▶ SOURCE:
Toujours est-il que Mbaye Touré et Khalifa Sall semblent être sonnés par cette ligne de défense de leurs coprévenus. ‘’Ma conviction est que ce sont des fonds politiques. On a de très bons rapports et ça va continuer. Ce n’est pas par animosité ni par rancœur. Je le dis, parce que c’est la vérité’’, a répondu le Directeur administratif et financier. Le maire a pour sa part répondu par le mépris. ‘’C’est cela qui me fait sourire, en les entendant dire que les FP n’existent pas au Sénégal. Ils peuvent se défendre comme ils veulent. Je les comprends, mais ils savent que le dispositif qui existe depuis 1983 jure d’avec la pratique et la réglementation’’, soutient avec désolation l’édile. Avant de conclure : ‘’Ils disent qu’ils n’existent pas, je l’accepte. Mais les faits sont têtus, cette caisse d’avance est un fonds politique.’’  

ENIEME INCIDENT D’AUDIENCE

Me Ousseynou Fall exclu puis ‘’repêché’’

N’eût été la médiation des avocats membres du dispositif de veille mis en place dans le cadre du procès Khalifa Sall par le bâtonnier, Me Ousseynou Fall serait dans le même cas que Me El Hadj Diouf. La robe noire a été exclue par le président Malick Lamotte qui est finalement revenu sur sa décision, après 30 minutes de conciliabules.

Enregistrements d'éléments et de coordonnées
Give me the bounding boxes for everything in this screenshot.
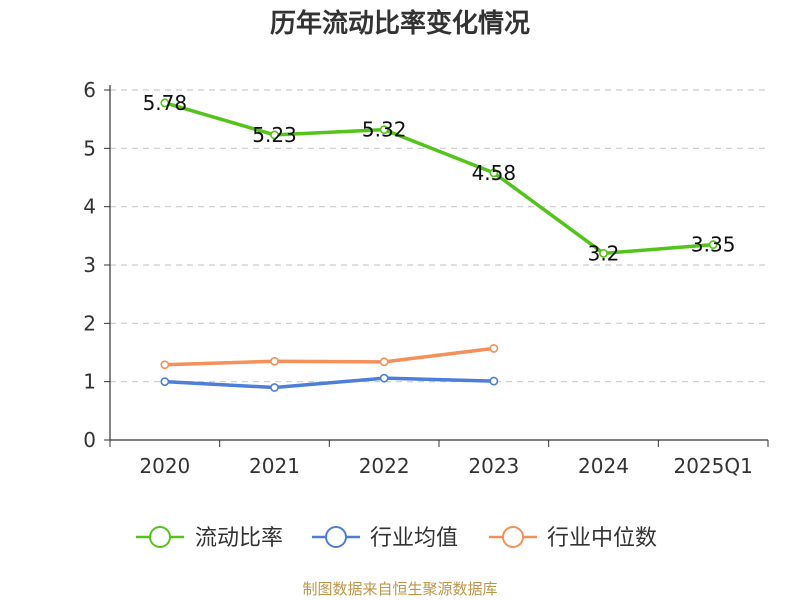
data-label: 4.58 [472,161,517,185]
data-point [160,377,170,387]
data-point [270,383,279,392]
series-line [164,346,495,367]
chart-title: 历年流动比率变化情况 [270,8,530,39]
y-tick-label: 3 [83,253,96,277]
legend-label: 行业均值 [370,526,458,551]
data-point [160,98,170,108]
legend-label: 行业中位数 [547,526,657,551]
legend-marker [149,526,171,548]
series-line [164,376,494,390]
data-point [708,240,718,249]
y-tick-label: 2 [83,311,96,335]
data-point [160,360,170,370]
x-tick-label: 2023 [468,454,519,478]
data-point [489,376,499,386]
series-line [164,101,714,256]
y-tick-label: 5 [83,136,96,160]
x-tick-label: 2024 [578,454,629,478]
data-point [489,344,499,353]
x-tick-label: 2020 [139,454,190,478]
data-point [270,356,279,366]
data-point [379,373,389,383]
data-point [379,357,389,367]
y-tick-label: 6 [83,78,96,102]
data-point [379,125,389,135]
data-label: 5.78 [143,91,188,115]
data-label: 3.35 [691,233,736,257]
legend-marker [502,526,524,548]
y-tick-label: 0 [83,428,96,452]
x-tick-label: 2025Q1 [673,454,752,478]
legend-marker [325,526,347,548]
data-label: 5.23 [252,123,297,147]
data-point [599,248,608,258]
y-tick-label: 1 [83,370,96,394]
source-footer: 制图数据来自恒生聚源数据库 [302,580,498,598]
y-tick-label: 4 [83,195,96,219]
legend-label: 流动比率 [195,526,283,551]
data-label: 5.32 [362,118,407,142]
x-tick-label: 2021 [249,454,300,478]
x-tick-label: 2022 [359,454,410,478]
data-point [489,168,499,178]
data-label: 3.2 [588,241,620,265]
data-point [270,130,279,140]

▶ EXERCICES À TRAITER:
A: Les affirmations suivantes concordent-elles avec le texte sur le procès Khalifa Sall ? Pour chacune, répondez par oui ou par non et citez exactement les mots du texte qui tranchent. (i) Selon le maire, le dispositif existe depuis 1983. (ii) Me Ousseynou Fall a été exclu par le bâtonnier. (iii) Le président est revenu sur sa décision après 30 minutes de conciliabules.
B: Dans les enregistrements, renommez « series-line » en « courbe-serie » entre la ligne contenant « data-label: 4.58 [472,161,517,185] » et celle contenant « data-point [379,373,389,383] », ces deux lignes comprises. Redonnez uniquement ces lignes.
Le texte et les enregistrements sont deux matériaux sans lien entre eux.

▶ SOLUTIONS DES EXERCICES:
A:
(i) Oui : « le dispositif qui existe depuis 1983 ».
(ii) Non : « La robe noire a été exclue par le président Malick Lamotte ».
(iii) Oui : « qui est finalement revenu sur sa décision, après 30 minutes de conciliabules ».

B:
data-label: 4.58 [472,161,517,185]
data-point [160,377,170,387]
data-point [270,383,279,392]
courbe-serie [164,346,495,367]
chart-title: 历年流动比率变化情况 [270,8,530,39]
y-tick-label: 3 [83,253,96,277]
legend-label: 行业均值 [370,526,458,551]
data-point [160,98,170,108]
legend-label: 行业中位数 [547,526,657,551]
legend-marker [149,526,171,548]
courbe-serie [164,376,494,390]
data-point [708,240,718,249]
y-tick-label: 2 [83,311,96,335]
data-point [160,360,170,370]
x-tick-label: 2023 [468,454,519,478]
data-point [489,376,499,386]
courbe-serie [164,101,714,256]
y-tick-label: 5 [83,136,96,160]
x-tick-label: 2024 [578,454,629,478]
data-point [489,344,499,353]
x-tick-label: 2020 [139,454,190,478]
data-point [270,356,279,366]
data-point [379,373,389,383]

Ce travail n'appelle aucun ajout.